● CONSIGNE A:
Réponds à ces questions sur la chronique à propos des attentats, en marquant tes réponses de la même façon :
(i) Dans quelles villes y a-t-il eu mort d'hommes ?
(ii) Quelle chaîne a directement relayé les interventions du président de la République française ?
(iii) Quelles chaînes de télévision les Wallons regardent-ils de plus en plus ?

● TEXTE FOURNI:
────
Il y a eu mort d'hommes à Paris, à Dammartin (Île de France) et à Verviers (Wallonie). Le titre que j'ai choisi pour cette chronique est ma manière à moi d'approcher ces événements en partant du fait que la France a un autre rôle à jouer dans le monde et singulièrement pour nous Wallons ou Québécois.
Les interventions du président de la République française le jour des attentats contre Charlie-Hebdo et le lendemain ont été directement relayés par la RTBF qui sert toujours de chaîne de télévision principale à la Wallonie en dépit du fait que l'attention que lui portent ces journaux télévisés belges francophones, qui n'est certes pas inexistante, part sans cesse du principe que le pays wallon est secondaire dans l'ensemble francophone belge, ce qui sans doute explique que les Wallons regardent de plus en plus les chaînes de télévision françaises qui concernent un ensemble francophone bien plus vaste et bien plus important, même s'il y sont peu présents, puisqu'ils sont de toute façon secondaires même aux yeux de la télévision de leur pays devenue une radio d'État au service exclusif de Bruxelles.
────
● EXTRAIT DES DONNÉES:

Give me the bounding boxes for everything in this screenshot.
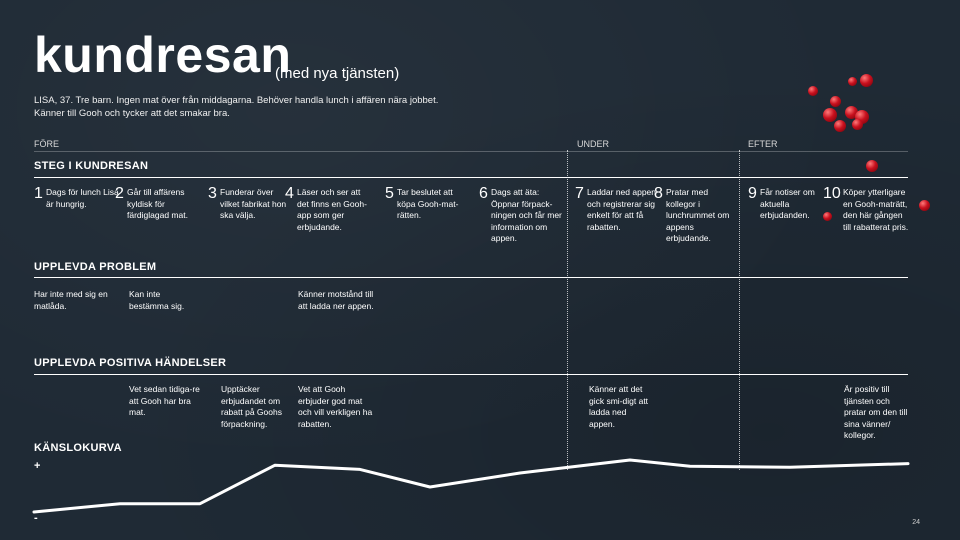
step-text: Läser och ser att det finns en Gooh-app … xyxy=(297,187,367,232)
step-text: Får notiser om aktuella erbjudanden. xyxy=(760,187,815,220)
step-number: 4 xyxy=(285,185,294,202)
step-number: 5 xyxy=(385,185,394,202)
section-curve-heading: KÄNSLOKURVA xyxy=(34,442,122,454)
step-number: 9 xyxy=(748,185,757,202)
phase-divider-efter xyxy=(739,150,740,470)
positive-item-5: Är positiv till tjänsten och pratar om d… xyxy=(844,384,908,440)
problem-item-3: Känner motstånd till att ladda ner appen… xyxy=(298,289,374,311)
step-number: 6 xyxy=(479,185,488,202)
problem-item-2: Kan inte bestämma sig. xyxy=(129,289,185,311)
step-text: Dags att äta: Öppnar förpack-ningen och … xyxy=(491,187,562,243)
step-number: 10 xyxy=(823,185,841,202)
positive-item-3: Vet att Gooh erbjuder god mat och vill v… xyxy=(298,384,373,429)
persona-intro: LISA, 37. Tre barn. Ingen mat över från … xyxy=(34,94,454,120)
positive-item-4: Känner att det gick smi-digt att ladda n… xyxy=(589,384,649,429)
step-text: Dags för lunch Lisa är hungrig. xyxy=(46,187,119,209)
step-text: Pratar med kollegor i lunchrummet om app… xyxy=(666,187,730,243)
step-text: Köper ytterligare en Gooh-maträtt, den h… xyxy=(843,187,909,232)
section-positives-rule xyxy=(34,374,908,375)
step-text: Laddar ned appen och registrerar sig enk… xyxy=(587,187,657,232)
step-number: 3 xyxy=(208,185,217,202)
step-number: 1 xyxy=(34,185,43,202)
step-number: 2 xyxy=(115,185,124,202)
step-number: 8 xyxy=(654,185,663,202)
step-text: Funderar över vilket fabrikat hon ska vä… xyxy=(220,187,287,220)
curve-minus-label: - xyxy=(34,512,38,524)
problem-item-1: Har inte med sig en matlåda. xyxy=(34,289,108,311)
section-problems-heading: UPPLEVDA PROBLEM xyxy=(34,261,157,273)
emotion-curve-line xyxy=(32,458,910,514)
section-problems-rule xyxy=(34,277,908,278)
persona-line-2: Känner till Gooh och tycker att det smak… xyxy=(34,108,230,119)
phase-after: EFTER xyxy=(748,139,778,149)
persona-line-1: LISA, 37. Tre barn. Ingen mat över från … xyxy=(34,95,439,106)
page-title: kundresan xyxy=(34,27,292,83)
section-steps-rule xyxy=(34,177,908,178)
phase-rule xyxy=(34,151,908,152)
step-text: Går till affärens kyldisk för färdiglaga… xyxy=(127,187,188,220)
phase-divider-under xyxy=(567,150,568,470)
positive-item-1: Vet sedan tidiga-re att Gooh har bra mat… xyxy=(129,384,200,417)
section-steps-heading: STEG I KUNDRESAN xyxy=(34,160,149,172)
section-positives-heading: UPPLEVDA POSITIVA HÄNDELSER xyxy=(34,357,227,369)
phase-before: FÖRE xyxy=(34,139,60,149)
page-number: 24 xyxy=(912,519,920,526)
step-text: Tar beslutet att köpa Gooh-mat-rätten. xyxy=(397,187,459,220)
phase-during: UNDER xyxy=(577,139,610,149)
curve-plus-label: + xyxy=(34,460,41,472)
step-number: 7 xyxy=(575,185,584,202)
page-subtitle: (med nya tjänsten) xyxy=(275,65,400,82)
positive-item-2: Upptäcker erbjudandet om rabatt på Goohs… xyxy=(221,384,282,429)
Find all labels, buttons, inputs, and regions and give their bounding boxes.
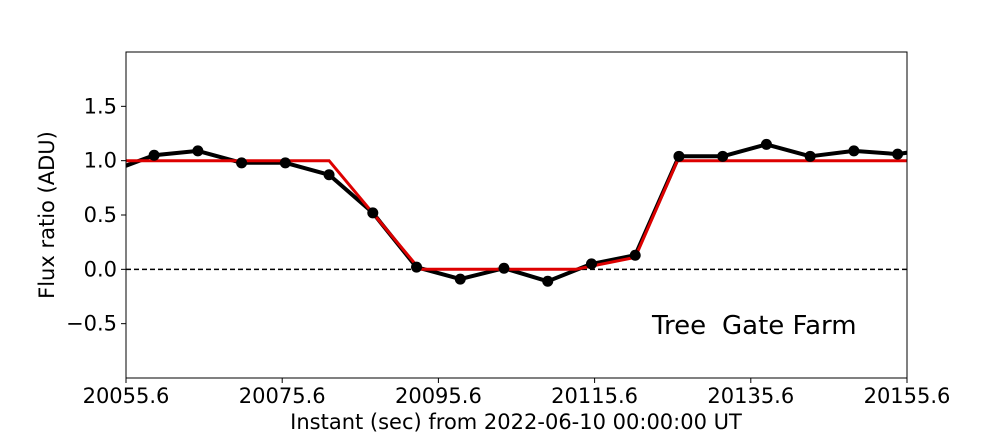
y-tick-label: 0.0 [84,257,117,281]
observed-flux-point [629,249,641,261]
observed-flux-point [498,262,510,274]
observed-flux-point [323,169,335,181]
y-tick-label: −0.5 [66,312,117,336]
observed-flux-point [236,157,248,169]
x-tick-label: 20155.6 [864,384,951,408]
observed-flux-point [454,273,466,285]
observed-flux-point [760,138,772,150]
observed-flux-point [585,258,597,270]
y-tick-label: 1.0 [84,149,117,173]
observed-flux-point [192,145,204,157]
annotation-gate-farm: Gate Farm [722,311,857,341]
observed-flux-point [673,150,685,162]
observed-flux-point [367,207,379,219]
observed-flux-point [279,157,291,169]
observed-flux-point [848,145,860,157]
x-tick-label: 20055.6 [83,384,170,408]
observed-flux-point [892,148,904,160]
observed-flux-point [542,275,554,287]
observed-flux-point [148,149,160,161]
observed-flux-point [411,261,423,273]
annotation-tree: Tree [651,311,706,341]
y-tick-label: 0.5 [84,203,117,227]
x-tick-label: 20075.6 [239,384,326,408]
y-tick-label: 1.5 [84,94,117,118]
observed-flux-point [804,150,816,162]
y-axis-label: Flux ratio (ADU) [35,131,59,299]
x-tick-label: 20135.6 [707,384,794,408]
observed-flux-point [717,150,729,162]
x-tick-label: 20095.6 [395,384,482,408]
x-tick-label: 20115.6 [551,384,638,408]
observed-flux-line [126,142,907,284]
x-axis-label: Instant (sec) from 2022-06-10 00:00:00 U… [290,410,742,432]
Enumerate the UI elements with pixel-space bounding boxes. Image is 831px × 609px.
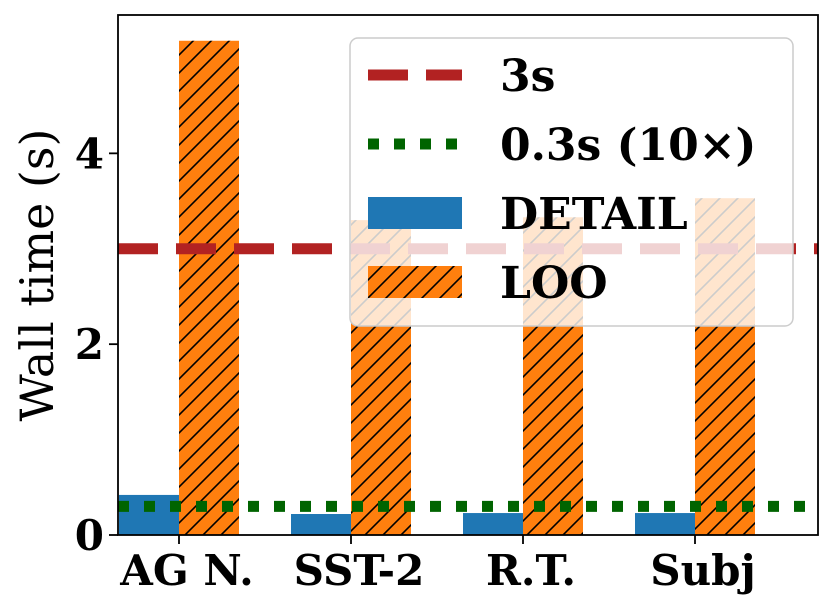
────
● CONSIGNE B:
Dans les enregistrements, renomme "observed-flux-point" en "measured-flux-point" sur le passage qui va de la ligne contenant "y-tick-label: 0.0 [84,257,117,281]" jusqu'à celle contenant "observed-flux-point [367,207,379,219]", ces deux lignes comprises. Redonne seulement ce passage, sans rien changer d'autre.

● RÉPONSE COMPLÈTE A:
(i) À Paris, à Dammartin et à Verviers.
(ii) La RTBF.
(iii) Les chaînes de télévision françaises.

● RÉPONSE COMPLÈTE B:
y-tick-label: 0.0 [84,257,117,281]
measured-flux-point [629,249,641,261]
measured-flux-point [498,262,510,274]
measured-flux-point [323,169,335,181]
y-tick-label: −0.5 [66,312,117,336]
measured-flux-point [236,157,248,169]
x-tick-label: 20155.6 [864,384,951,408]
measured-flux-point [454,273,466,285]
measured-flux-point [760,138,772,150]
measured-flux-point [585,258,597,270]
y-tick-label: 1.0 [84,149,117,173]
measured-flux-point [192,145,204,157]
annotation-gate-farm: Gate Farm [722,311,857,341]
measured-flux-point [673,150,685,162]
measured-flux-point [367,207,379,219]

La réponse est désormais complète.